### [JOB]
Collect all lines from the records below that include the word "outfit".

### [GIVEN INFORMATION]
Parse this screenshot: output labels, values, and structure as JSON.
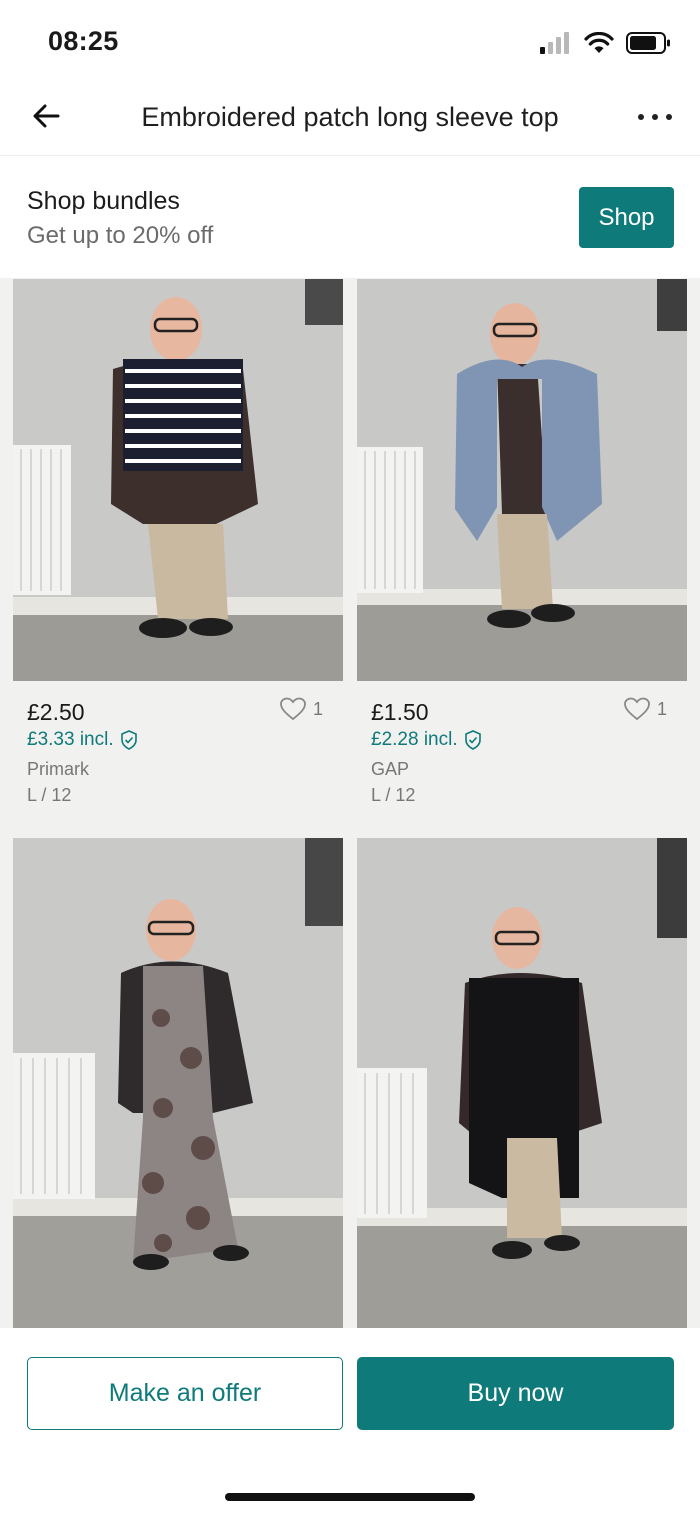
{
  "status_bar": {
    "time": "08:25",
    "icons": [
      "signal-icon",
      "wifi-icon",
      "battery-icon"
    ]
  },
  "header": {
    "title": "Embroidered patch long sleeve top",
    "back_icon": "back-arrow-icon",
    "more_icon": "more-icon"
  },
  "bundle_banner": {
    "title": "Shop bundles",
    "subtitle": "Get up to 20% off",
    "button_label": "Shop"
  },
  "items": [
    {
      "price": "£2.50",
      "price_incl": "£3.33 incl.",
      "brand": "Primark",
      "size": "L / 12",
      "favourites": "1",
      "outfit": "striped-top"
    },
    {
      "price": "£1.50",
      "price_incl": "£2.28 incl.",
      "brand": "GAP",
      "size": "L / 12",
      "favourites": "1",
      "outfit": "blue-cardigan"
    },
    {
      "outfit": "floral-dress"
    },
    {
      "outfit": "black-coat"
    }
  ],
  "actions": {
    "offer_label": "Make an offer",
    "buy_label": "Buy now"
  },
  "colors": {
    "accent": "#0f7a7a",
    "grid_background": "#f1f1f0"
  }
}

### [REPLY TO THE EXERCISE]
      "outfit": "striped-top"
      "outfit": "blue-cardigan"
      "outfit": "floral-dress"
      "outfit": "black-coat"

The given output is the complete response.